Which lines below hold the word "black"? Report each one.

══════

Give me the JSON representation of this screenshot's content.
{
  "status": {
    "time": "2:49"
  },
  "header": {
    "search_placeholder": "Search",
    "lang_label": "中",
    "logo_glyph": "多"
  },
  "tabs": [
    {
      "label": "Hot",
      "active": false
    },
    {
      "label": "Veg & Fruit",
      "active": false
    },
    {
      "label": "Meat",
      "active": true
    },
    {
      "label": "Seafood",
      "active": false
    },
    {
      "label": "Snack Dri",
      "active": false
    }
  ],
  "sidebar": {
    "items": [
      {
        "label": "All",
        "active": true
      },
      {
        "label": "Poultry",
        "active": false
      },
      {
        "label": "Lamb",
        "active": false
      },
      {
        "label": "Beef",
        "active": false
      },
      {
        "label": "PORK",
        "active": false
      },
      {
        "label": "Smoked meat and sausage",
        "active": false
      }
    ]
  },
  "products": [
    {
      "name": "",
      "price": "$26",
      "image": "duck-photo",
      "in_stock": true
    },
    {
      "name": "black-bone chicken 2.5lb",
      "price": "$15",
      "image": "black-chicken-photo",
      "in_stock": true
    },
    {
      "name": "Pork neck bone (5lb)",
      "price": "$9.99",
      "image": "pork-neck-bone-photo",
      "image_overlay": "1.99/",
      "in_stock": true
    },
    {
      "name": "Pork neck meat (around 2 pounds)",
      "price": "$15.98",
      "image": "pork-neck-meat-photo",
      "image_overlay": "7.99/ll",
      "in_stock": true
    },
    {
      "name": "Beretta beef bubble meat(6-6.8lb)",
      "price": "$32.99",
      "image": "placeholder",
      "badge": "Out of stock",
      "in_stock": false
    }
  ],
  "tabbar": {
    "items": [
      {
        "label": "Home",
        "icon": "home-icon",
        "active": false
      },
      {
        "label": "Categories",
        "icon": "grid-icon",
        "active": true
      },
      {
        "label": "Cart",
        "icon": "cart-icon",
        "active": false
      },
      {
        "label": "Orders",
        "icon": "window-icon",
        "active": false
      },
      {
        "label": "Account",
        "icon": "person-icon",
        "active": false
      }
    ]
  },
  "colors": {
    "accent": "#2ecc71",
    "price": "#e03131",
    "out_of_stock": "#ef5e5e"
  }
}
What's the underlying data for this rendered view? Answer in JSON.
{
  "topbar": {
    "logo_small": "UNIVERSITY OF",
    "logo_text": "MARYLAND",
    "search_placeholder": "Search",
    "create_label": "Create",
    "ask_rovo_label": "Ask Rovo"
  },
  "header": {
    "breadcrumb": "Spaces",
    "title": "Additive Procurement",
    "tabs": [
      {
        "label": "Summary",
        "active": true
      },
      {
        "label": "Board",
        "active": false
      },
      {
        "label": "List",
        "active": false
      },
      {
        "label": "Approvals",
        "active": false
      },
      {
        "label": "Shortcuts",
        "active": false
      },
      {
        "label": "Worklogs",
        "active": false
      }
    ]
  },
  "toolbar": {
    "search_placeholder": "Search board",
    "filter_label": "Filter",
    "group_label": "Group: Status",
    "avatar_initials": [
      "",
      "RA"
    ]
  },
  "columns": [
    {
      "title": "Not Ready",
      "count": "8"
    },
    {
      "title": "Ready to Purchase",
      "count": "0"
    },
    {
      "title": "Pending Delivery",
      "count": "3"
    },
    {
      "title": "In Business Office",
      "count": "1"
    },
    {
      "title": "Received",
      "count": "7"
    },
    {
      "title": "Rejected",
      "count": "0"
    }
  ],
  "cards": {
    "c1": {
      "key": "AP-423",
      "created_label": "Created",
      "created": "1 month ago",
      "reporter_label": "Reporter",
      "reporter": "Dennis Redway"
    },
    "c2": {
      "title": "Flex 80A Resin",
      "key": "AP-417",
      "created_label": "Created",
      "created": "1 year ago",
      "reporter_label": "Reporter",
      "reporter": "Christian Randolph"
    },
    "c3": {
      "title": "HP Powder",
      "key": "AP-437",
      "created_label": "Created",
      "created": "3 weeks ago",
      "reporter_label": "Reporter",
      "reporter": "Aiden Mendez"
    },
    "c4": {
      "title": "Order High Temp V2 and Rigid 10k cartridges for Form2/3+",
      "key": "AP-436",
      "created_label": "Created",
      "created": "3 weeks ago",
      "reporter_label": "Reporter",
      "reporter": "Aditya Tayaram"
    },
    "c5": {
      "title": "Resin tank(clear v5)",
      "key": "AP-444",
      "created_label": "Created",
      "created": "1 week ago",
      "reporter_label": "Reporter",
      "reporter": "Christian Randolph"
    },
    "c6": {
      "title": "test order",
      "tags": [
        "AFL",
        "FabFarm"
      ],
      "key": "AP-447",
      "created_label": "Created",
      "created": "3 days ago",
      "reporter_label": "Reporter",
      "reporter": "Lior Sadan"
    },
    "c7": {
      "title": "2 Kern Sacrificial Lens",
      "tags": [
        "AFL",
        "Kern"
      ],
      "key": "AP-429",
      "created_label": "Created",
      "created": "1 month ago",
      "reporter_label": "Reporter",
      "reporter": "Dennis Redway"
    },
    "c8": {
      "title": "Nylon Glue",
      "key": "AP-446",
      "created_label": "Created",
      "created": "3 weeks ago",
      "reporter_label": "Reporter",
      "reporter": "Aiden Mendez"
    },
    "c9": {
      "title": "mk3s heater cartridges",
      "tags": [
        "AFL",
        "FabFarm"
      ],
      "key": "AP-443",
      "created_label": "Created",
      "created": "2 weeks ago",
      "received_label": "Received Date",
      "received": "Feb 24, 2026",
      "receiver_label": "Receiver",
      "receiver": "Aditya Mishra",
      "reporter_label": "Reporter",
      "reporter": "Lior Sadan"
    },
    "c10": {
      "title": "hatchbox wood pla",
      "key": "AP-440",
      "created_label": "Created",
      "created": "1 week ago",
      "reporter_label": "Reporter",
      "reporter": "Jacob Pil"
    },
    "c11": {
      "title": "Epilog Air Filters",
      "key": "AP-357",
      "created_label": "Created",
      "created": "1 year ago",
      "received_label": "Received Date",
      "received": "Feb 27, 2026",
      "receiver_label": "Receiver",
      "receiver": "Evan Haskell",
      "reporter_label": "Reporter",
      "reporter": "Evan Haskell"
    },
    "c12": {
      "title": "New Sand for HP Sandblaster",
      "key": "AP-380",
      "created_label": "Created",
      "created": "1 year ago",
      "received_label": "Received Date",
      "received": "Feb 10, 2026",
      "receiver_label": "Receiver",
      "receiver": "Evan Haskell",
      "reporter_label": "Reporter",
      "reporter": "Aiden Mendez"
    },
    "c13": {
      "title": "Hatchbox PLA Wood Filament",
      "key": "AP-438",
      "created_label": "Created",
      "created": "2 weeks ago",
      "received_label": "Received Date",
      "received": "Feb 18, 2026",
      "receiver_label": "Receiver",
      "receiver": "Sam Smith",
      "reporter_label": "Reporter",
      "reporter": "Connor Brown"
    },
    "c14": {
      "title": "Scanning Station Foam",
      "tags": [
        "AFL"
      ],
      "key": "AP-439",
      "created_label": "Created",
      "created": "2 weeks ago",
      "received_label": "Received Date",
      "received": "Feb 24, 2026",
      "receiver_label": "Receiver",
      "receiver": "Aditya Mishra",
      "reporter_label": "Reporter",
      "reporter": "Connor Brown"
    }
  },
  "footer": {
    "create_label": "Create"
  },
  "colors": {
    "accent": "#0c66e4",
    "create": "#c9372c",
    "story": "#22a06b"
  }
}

══════

OUTPUT FOR THIS TASK:
      "name": "black-bone chicken 2.5lb",
      "image": "black-chicken-photo",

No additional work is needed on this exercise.